Figure data in JSON:
::::::::

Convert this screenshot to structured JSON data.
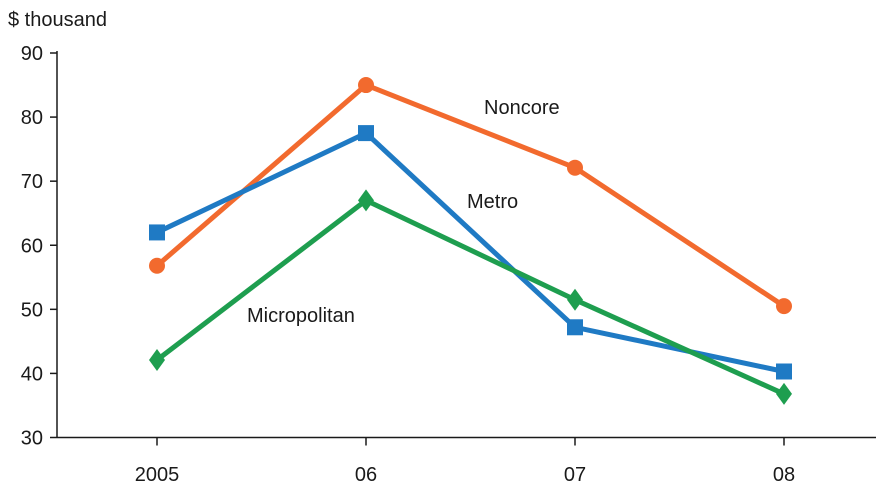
{
  "chart_data": {
    "type": "line",
    "unit_label": "$ thousand",
    "categories": [
      "2005",
      "06",
      "07",
      "08"
    ],
    "ylim": [
      30,
      90
    ],
    "yticks": [
      30,
      40,
      50,
      60,
      70,
      80,
      90
    ],
    "grid": false,
    "legend": "inline labels",
    "series": [
      {
        "name": "Noncore",
        "color": "#f26a2e",
        "marker": "circle",
        "values": [
          56.8,
          85,
          72.1,
          50.5
        ]
      },
      {
        "name": "Metro",
        "color": "#1f7ac4",
        "marker": "square",
        "values": [
          62,
          77.5,
          47.2,
          40.3
        ]
      },
      {
        "name": "Micropolitan",
        "color": "#1e9e4f",
        "marker": "diamond",
        "values": [
          42.1,
          67,
          51.5,
          36.8
        ]
      }
    ]
  }
}
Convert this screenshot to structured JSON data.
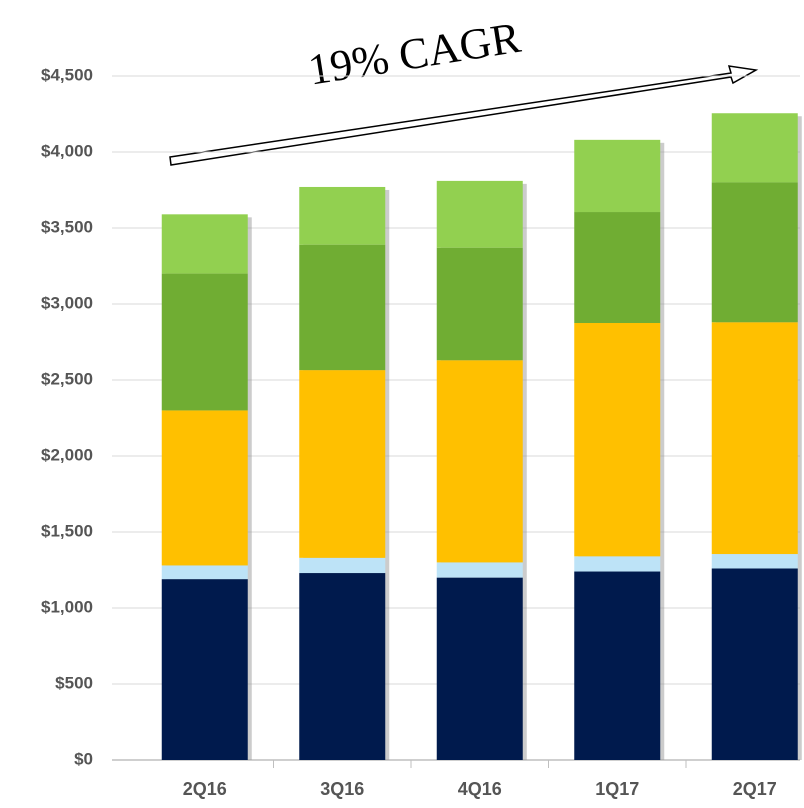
{
  "chart_data": {
    "type": "stacked_bar",
    "annotation": "19% CAGR",
    "categories": [
      "2Q16",
      "3Q16",
      "4Q16",
      "1Q17",
      "2Q17"
    ],
    "series": [
      {
        "color": "#001a4d",
        "values": [
          1190,
          1230,
          1200,
          1240,
          1260
        ]
      },
      {
        "color": "#bde3f7",
        "values": [
          90,
          100,
          100,
          100,
          95
        ]
      },
      {
        "color": "#ffc000",
        "values": [
          1020,
          1235,
          1330,
          1535,
          1525
        ]
      },
      {
        "color": "#70ad33",
        "values": [
          900,
          825,
          740,
          730,
          920
        ]
      },
      {
        "color": "#92d050",
        "values": [
          390,
          380,
          440,
          475,
          455
        ]
      }
    ],
    "ylim": [
      0,
      4500
    ],
    "yticks": [
      {
        "value": 0,
        "label": "$0"
      },
      {
        "value": 500,
        "label": "$500"
      },
      {
        "value": 1000,
        "label": "$1,000"
      },
      {
        "value": 1500,
        "label": "$1,500"
      },
      {
        "value": 2000,
        "label": "$2,000"
      },
      {
        "value": 2500,
        "label": "$2,500"
      },
      {
        "value": 3000,
        "label": "$3,000"
      },
      {
        "value": 3500,
        "label": "$3,500"
      },
      {
        "value": 4000,
        "label": "$4,000"
      },
      {
        "value": 4500,
        "label": "$4,500"
      }
    ],
    "grid": true
  }
}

::::::::

→ AIM: Every line is to be duplicated exactly, though pictures stay out.

→ EXERCISE RESPONSE:
Convert this screenshot to structured JSON data.
{
  "chart_data": {
    "type": "line",
    "unit_label": "$ thousand",
    "categories": [
      "2005",
      "06",
      "07",
      "08"
    ],
    "ylim": [
      30,
      90
    ],
    "yticks": [
      30,
      40,
      50,
      60,
      70,
      80,
      90
    ],
    "grid": false,
    "legend": "inline labels",
    "series": [
      {
        "name": "Noncore",
        "color": "#f26a2e",
        "marker": "circle",
        "values": [
          56.8,
          85,
          72.1,
          50.5
        ]
      },
      {
        "name": "Metro",
        "color": "#1f7ac4",
        "marker": "square",
        "values": [
          62,
          77.5,
          47.2,
          40.3
        ]
      },
      {
        "name": "Micropolitan",
        "color": "#1e9e4f",
        "marker": "diamond",
        "values": [
          42.1,
          67,
          51.5,
          36.8
        ]
      }
    ]
  }
}
Convert this screenshot to structured JSON data.
{
  "chart_data": {
    "type": "stacked_bar",
    "annotation": "19% CAGR",
    "categories": [
      "2Q16",
      "3Q16",
      "4Q16",
      "1Q17",
      "2Q17"
    ],
    "series": [
      {
        "color": "#001a4d",
        "values": [
          1190,
          1230,
          1200,
          1240,
          1260
        ]
      },
      {
        "color": "#bde3f7",
        "values": [
          90,
          100,
          100,
          100,
          95
        ]
      },
      {
        "color": "#ffc000",
        "values": [
          1020,
          1235,
          1330,
          1535,
          1525
        ]
      },
      {
        "color": "#70ad33",
        "values": [
          900,
          825,
          740,
          730,
          920
        ]
      },
      {
        "color": "#92d050",
        "values": [
          390,
          380,
          440,
          475,
          455
        ]
      }
    ],
    "ylim": [
      0,
      4500
    ],
    "yticks": [
      {
        "value": 0,
        "label": "$0"
      },
      {
        "value": 500,
        "label": "$500"
      },
      {
        "value": 1000,
        "label": "$1,000"
      },
      {
        "value": 1500,
        "label": "$1,500"
      },
      {
        "value": 2000,
        "label": "$2,000"
      },
      {
        "value": 2500,
        "label": "$2,500"
      },
      {
        "value": 3000,
        "label": "$3,000"
      },
      {
        "value": 3500,
        "label": "$3,500"
      },
      {
        "value": 4000,
        "label": "$4,000"
      },
      {
        "value": 4500,
        "label": "$4,500"
      }
    ],
    "grid": true
  }
}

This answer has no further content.